— start Supplied information —

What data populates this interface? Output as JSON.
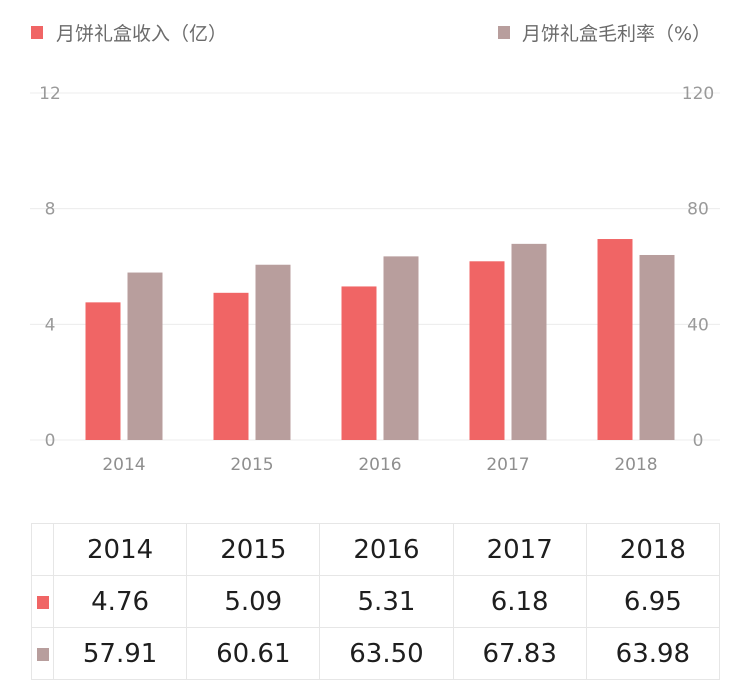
{
  "colors": {
    "revenue": "#f06565",
    "margin": "#b89e9d",
    "grid": "#ececec"
  },
  "legend": {
    "revenue": "月饼礼盒收入（亿）",
    "margin": "月饼礼盒毛利率（%）"
  },
  "chart_data": {
    "type": "bar",
    "categories": [
      "2014",
      "2015",
      "2016",
      "2017",
      "2018"
    ],
    "series": [
      {
        "name": "月饼礼盒收入（亿）",
        "axis": "left",
        "values": [
          4.76,
          5.09,
          5.31,
          6.18,
          6.95
        ]
      },
      {
        "name": "月饼礼盒毛利率（%）",
        "axis": "right",
        "values": [
          57.91,
          60.61,
          63.5,
          67.83,
          63.98
        ]
      }
    ],
    "ylim_left": [
      0,
      12
    ],
    "yticks_left": [
      "0",
      "4",
      "8",
      "12"
    ],
    "ylim_right": [
      0,
      120
    ],
    "yticks_right": [
      "0",
      "40",
      "80",
      "120"
    ],
    "grid": true,
    "legend_position": "top"
  },
  "table": {
    "years": [
      "2014",
      "2015",
      "2016",
      "2017",
      "2018"
    ],
    "revenue": [
      "4.76",
      "5.09",
      "5.31",
      "6.18",
      "6.95"
    ],
    "margin": [
      "57.91",
      "60.61",
      "63.50",
      "67.83",
      "63.98"
    ]
  }
}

— end Supplied information —

Exercise aim »
Without the pictures, write out all of the material exactly.

Result for this task »
What data populates this interface? Output as JSON.
{
  "colors": {
    "revenue": "#f06565",
    "margin": "#b89e9d",
    "grid": "#ececec"
  },
  "legend": {
    "revenue": "月饼礼盒收入（亿）",
    "margin": "月饼礼盒毛利率（%）"
  },
  "chart_data": {
    "type": "bar",
    "categories": [
      "2014",
      "2015",
      "2016",
      "2017",
      "2018"
    ],
    "series": [
      {
        "name": "月饼礼盒收入（亿）",
        "axis": "left",
        "values": [
          4.76,
          5.09,
          5.31,
          6.18,
          6.95
        ]
      },
      {
        "name": "月饼礼盒毛利率（%）",
        "axis": "right",
        "values": [
          57.91,
          60.61,
          63.5,
          67.83,
          63.98
        ]
      }
    ],
    "ylim_left": [
      0,
      12
    ],
    "yticks_left": [
      "0",
      "4",
      "8",
      "12"
    ],
    "ylim_right": [
      0,
      120
    ],
    "yticks_right": [
      "0",
      "40",
      "80",
      "120"
    ],
    "grid": true,
    "legend_position": "top"
  },
  "table": {
    "years": [
      "2014",
      "2015",
      "2016",
      "2017",
      "2018"
    ],
    "revenue": [
      "4.76",
      "5.09",
      "5.31",
      "6.18",
      "6.95"
    ],
    "margin": [
      "57.91",
      "60.61",
      "63.50",
      "67.83",
      "63.98"
    ]
  }
}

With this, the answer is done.